■ Set exercise ■
Repeat the data that follows, word for word, without the images.

[Records that describe figures]
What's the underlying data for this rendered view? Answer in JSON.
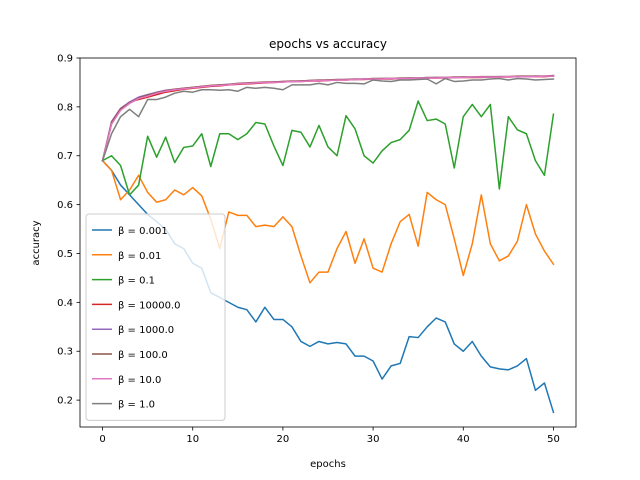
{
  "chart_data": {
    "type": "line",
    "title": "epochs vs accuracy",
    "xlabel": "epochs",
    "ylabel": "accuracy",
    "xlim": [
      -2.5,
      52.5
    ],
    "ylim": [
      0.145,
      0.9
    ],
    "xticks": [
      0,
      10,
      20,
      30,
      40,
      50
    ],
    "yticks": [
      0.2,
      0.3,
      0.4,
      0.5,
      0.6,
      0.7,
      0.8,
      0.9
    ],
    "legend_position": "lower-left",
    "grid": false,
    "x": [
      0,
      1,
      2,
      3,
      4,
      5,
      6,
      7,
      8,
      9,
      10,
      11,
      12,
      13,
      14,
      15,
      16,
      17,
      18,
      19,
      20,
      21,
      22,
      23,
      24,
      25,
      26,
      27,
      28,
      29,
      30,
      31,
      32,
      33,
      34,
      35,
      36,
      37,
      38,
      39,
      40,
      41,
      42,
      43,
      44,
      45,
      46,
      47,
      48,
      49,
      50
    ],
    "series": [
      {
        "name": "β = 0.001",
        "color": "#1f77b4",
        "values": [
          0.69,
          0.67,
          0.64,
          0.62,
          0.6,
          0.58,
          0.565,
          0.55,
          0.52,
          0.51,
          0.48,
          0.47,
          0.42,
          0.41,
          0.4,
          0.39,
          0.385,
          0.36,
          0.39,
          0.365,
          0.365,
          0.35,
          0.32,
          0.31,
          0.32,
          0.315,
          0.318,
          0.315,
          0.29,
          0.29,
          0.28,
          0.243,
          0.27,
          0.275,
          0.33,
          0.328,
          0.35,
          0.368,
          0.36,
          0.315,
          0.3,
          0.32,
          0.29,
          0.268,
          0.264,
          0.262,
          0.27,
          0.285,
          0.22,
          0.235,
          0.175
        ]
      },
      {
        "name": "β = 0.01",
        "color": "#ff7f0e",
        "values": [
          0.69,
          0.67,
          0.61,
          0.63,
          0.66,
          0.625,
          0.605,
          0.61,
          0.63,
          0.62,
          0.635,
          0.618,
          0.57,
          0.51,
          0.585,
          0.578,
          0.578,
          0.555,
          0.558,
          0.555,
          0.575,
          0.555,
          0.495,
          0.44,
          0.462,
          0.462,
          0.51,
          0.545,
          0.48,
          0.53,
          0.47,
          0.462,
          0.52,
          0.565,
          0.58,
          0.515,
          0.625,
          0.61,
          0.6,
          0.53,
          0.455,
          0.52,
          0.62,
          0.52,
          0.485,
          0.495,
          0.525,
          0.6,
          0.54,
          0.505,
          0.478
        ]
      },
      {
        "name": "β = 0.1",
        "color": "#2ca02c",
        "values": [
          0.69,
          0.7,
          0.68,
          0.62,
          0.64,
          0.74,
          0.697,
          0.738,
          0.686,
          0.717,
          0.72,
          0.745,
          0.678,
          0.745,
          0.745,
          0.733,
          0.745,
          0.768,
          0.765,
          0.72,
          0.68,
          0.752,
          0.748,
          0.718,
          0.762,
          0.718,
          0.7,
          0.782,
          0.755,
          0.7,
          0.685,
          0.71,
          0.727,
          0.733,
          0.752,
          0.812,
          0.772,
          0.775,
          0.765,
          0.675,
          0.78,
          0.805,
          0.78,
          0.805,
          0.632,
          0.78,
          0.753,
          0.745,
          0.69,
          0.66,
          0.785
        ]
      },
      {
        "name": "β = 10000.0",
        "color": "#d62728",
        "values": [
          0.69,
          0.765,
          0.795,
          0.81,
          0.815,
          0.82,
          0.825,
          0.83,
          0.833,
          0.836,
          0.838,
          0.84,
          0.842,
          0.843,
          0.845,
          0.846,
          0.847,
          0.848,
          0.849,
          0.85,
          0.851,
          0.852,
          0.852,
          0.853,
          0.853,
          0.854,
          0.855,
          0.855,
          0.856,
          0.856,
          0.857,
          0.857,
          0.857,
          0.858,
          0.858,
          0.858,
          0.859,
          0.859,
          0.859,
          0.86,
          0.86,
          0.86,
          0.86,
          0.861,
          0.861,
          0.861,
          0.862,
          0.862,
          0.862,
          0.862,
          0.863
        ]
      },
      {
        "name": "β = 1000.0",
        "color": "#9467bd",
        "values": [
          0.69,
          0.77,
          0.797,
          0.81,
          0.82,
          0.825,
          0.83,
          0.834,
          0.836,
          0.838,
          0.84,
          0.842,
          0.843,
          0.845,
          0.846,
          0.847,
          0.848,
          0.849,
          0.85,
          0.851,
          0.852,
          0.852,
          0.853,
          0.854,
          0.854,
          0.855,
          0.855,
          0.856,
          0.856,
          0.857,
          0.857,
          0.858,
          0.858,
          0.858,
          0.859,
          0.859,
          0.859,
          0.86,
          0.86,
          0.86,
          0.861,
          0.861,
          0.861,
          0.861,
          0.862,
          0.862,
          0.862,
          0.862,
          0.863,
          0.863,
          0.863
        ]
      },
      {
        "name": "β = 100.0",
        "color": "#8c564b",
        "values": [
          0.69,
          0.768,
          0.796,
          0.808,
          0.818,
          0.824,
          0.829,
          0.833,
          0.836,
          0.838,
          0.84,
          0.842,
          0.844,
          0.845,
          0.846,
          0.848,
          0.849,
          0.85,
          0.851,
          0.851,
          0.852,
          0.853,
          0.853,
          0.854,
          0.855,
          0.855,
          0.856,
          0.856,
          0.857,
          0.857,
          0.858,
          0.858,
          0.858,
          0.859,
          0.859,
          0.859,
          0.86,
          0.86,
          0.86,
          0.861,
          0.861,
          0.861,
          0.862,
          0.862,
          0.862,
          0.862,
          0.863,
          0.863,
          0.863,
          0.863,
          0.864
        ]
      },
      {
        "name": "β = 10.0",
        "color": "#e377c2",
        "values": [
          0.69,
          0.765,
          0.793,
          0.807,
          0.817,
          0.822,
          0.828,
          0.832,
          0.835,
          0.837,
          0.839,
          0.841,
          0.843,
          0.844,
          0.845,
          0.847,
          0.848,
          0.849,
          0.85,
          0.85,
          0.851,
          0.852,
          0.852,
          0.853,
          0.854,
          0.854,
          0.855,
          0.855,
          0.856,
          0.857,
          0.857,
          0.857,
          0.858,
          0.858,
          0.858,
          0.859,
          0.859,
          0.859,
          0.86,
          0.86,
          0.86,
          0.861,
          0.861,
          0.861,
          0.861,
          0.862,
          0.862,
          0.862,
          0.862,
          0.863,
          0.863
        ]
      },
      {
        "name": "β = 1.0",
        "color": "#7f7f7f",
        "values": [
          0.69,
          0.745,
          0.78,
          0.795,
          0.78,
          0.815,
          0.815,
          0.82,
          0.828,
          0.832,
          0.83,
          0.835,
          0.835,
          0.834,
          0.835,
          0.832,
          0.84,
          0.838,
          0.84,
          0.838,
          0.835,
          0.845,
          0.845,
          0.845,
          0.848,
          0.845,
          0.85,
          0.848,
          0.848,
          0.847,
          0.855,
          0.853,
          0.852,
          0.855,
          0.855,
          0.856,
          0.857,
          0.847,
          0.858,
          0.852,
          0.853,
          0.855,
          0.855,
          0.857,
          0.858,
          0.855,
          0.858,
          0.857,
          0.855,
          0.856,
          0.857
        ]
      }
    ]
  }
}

■ Written reply ■
What's the underlying data for this rendered view? Answer in JSON.
{
  "chart_data": {
    "type": "line",
    "title": "epochs vs accuracy",
    "xlabel": "epochs",
    "ylabel": "accuracy",
    "xlim": [
      -2.5,
      52.5
    ],
    "ylim": [
      0.145,
      0.9
    ],
    "xticks": [
      0,
      10,
      20,
      30,
      40,
      50
    ],
    "yticks": [
      0.2,
      0.3,
      0.4,
      0.5,
      0.6,
      0.7,
      0.8,
      0.9
    ],
    "legend_position": "lower-left",
    "grid": false,
    "x": [
      0,
      1,
      2,
      3,
      4,
      5,
      6,
      7,
      8,
      9,
      10,
      11,
      12,
      13,
      14,
      15,
      16,
      17,
      18,
      19,
      20,
      21,
      22,
      23,
      24,
      25,
      26,
      27,
      28,
      29,
      30,
      31,
      32,
      33,
      34,
      35,
      36,
      37,
      38,
      39,
      40,
      41,
      42,
      43,
      44,
      45,
      46,
      47,
      48,
      49,
      50
    ],
    "series": [
      {
        "name": "β = 0.001",
        "color": "#1f77b4",
        "values": [
          0.69,
          0.67,
          0.64,
          0.62,
          0.6,
          0.58,
          0.565,
          0.55,
          0.52,
          0.51,
          0.48,
          0.47,
          0.42,
          0.41,
          0.4,
          0.39,
          0.385,
          0.36,
          0.39,
          0.365,
          0.365,
          0.35,
          0.32,
          0.31,
          0.32,
          0.315,
          0.318,
          0.315,
          0.29,
          0.29,
          0.28,
          0.243,
          0.27,
          0.275,
          0.33,
          0.328,
          0.35,
          0.368,
          0.36,
          0.315,
          0.3,
          0.32,
          0.29,
          0.268,
          0.264,
          0.262,
          0.27,
          0.285,
          0.22,
          0.235,
          0.175
        ]
      },
      {
        "name": "β = 0.01",
        "color": "#ff7f0e",
        "values": [
          0.69,
          0.67,
          0.61,
          0.63,
          0.66,
          0.625,
          0.605,
          0.61,
          0.63,
          0.62,
          0.635,
          0.618,
          0.57,
          0.51,
          0.585,
          0.578,
          0.578,
          0.555,
          0.558,
          0.555,
          0.575,
          0.555,
          0.495,
          0.44,
          0.462,
          0.462,
          0.51,
          0.545,
          0.48,
          0.53,
          0.47,
          0.462,
          0.52,
          0.565,
          0.58,
          0.515,
          0.625,
          0.61,
          0.6,
          0.53,
          0.455,
          0.52,
          0.62,
          0.52,
          0.485,
          0.495,
          0.525,
          0.6,
          0.54,
          0.505,
          0.478
        ]
      },
      {
        "name": "β = 0.1",
        "color": "#2ca02c",
        "values": [
          0.69,
          0.7,
          0.68,
          0.62,
          0.64,
          0.74,
          0.697,
          0.738,
          0.686,
          0.717,
          0.72,
          0.745,
          0.678,
          0.745,
          0.745,
          0.733,
          0.745,
          0.768,
          0.765,
          0.72,
          0.68,
          0.752,
          0.748,
          0.718,
          0.762,
          0.718,
          0.7,
          0.782,
          0.755,
          0.7,
          0.685,
          0.71,
          0.727,
          0.733,
          0.752,
          0.812,
          0.772,
          0.775,
          0.765,
          0.675,
          0.78,
          0.805,
          0.78,
          0.805,
          0.632,
          0.78,
          0.753,
          0.745,
          0.69,
          0.66,
          0.785
        ]
      },
      {
        "name": "β = 10000.0",
        "color": "#d62728",
        "values": [
          0.69,
          0.765,
          0.795,
          0.81,
          0.815,
          0.82,
          0.825,
          0.83,
          0.833,
          0.836,
          0.838,
          0.84,
          0.842,
          0.843,
          0.845,
          0.846,
          0.847,
          0.848,
          0.849,
          0.85,
          0.851,
          0.852,
          0.852,
          0.853,
          0.853,
          0.854,
          0.855,
          0.855,
          0.856,
          0.856,
          0.857,
          0.857,
          0.857,
          0.858,
          0.858,
          0.858,
          0.859,
          0.859,
          0.859,
          0.86,
          0.86,
          0.86,
          0.86,
          0.861,
          0.861,
          0.861,
          0.862,
          0.862,
          0.862,
          0.862,
          0.863
        ]
      },
      {
        "name": "β = 1000.0",
        "color": "#9467bd",
        "values": [
          0.69,
          0.77,
          0.797,
          0.81,
          0.82,
          0.825,
          0.83,
          0.834,
          0.836,
          0.838,
          0.84,
          0.842,
          0.843,
          0.845,
          0.846,
          0.847,
          0.848,
          0.849,
          0.85,
          0.851,
          0.852,
          0.852,
          0.853,
          0.854,
          0.854,
          0.855,
          0.855,
          0.856,
          0.856,
          0.857,
          0.857,
          0.858,
          0.858,
          0.858,
          0.859,
          0.859,
          0.859,
          0.86,
          0.86,
          0.86,
          0.861,
          0.861,
          0.861,
          0.861,
          0.862,
          0.862,
          0.862,
          0.862,
          0.863,
          0.863,
          0.863
        ]
      },
      {
        "name": "β = 100.0",
        "color": "#8c564b",
        "values": [
          0.69,
          0.768,
          0.796,
          0.808,
          0.818,
          0.824,
          0.829,
          0.833,
          0.836,
          0.838,
          0.84,
          0.842,
          0.844,
          0.845,
          0.846,
          0.848,
          0.849,
          0.85,
          0.851,
          0.851,
          0.852,
          0.853,
          0.853,
          0.854,
          0.855,
          0.855,
          0.856,
          0.856,
          0.857,
          0.857,
          0.858,
          0.858,
          0.858,
          0.859,
          0.859,
          0.859,
          0.86,
          0.86,
          0.86,
          0.861,
          0.861,
          0.861,
          0.862,
          0.862,
          0.862,
          0.862,
          0.863,
          0.863,
          0.863,
          0.863,
          0.864
        ]
      },
      {
        "name": "β = 10.0",
        "color": "#e377c2",
        "values": [
          0.69,
          0.765,
          0.793,
          0.807,
          0.817,
          0.822,
          0.828,
          0.832,
          0.835,
          0.837,
          0.839,
          0.841,
          0.843,
          0.844,
          0.845,
          0.847,
          0.848,
          0.849,
          0.85,
          0.85,
          0.851,
          0.852,
          0.852,
          0.853,
          0.854,
          0.854,
          0.855,
          0.855,
          0.856,
          0.857,
          0.857,
          0.857,
          0.858,
          0.858,
          0.858,
          0.859,
          0.859,
          0.859,
          0.86,
          0.86,
          0.86,
          0.861,
          0.861,
          0.861,
          0.861,
          0.862,
          0.862,
          0.862,
          0.862,
          0.863,
          0.863
        ]
      },
      {
        "name": "β = 1.0",
        "color": "#7f7f7f",
        "values": [
          0.69,
          0.745,
          0.78,
          0.795,
          0.78,
          0.815,
          0.815,
          0.82,
          0.828,
          0.832,
          0.83,
          0.835,
          0.835,
          0.834,
          0.835,
          0.832,
          0.84,
          0.838,
          0.84,
          0.838,
          0.835,
          0.845,
          0.845,
          0.845,
          0.848,
          0.845,
          0.85,
          0.848,
          0.848,
          0.847,
          0.855,
          0.853,
          0.852,
          0.855,
          0.855,
          0.856,
          0.857,
          0.847,
          0.858,
          0.852,
          0.853,
          0.855,
          0.855,
          0.857,
          0.858,
          0.855,
          0.858,
          0.857,
          0.855,
          0.856,
          0.857
        ]
      }
    ]
  }
}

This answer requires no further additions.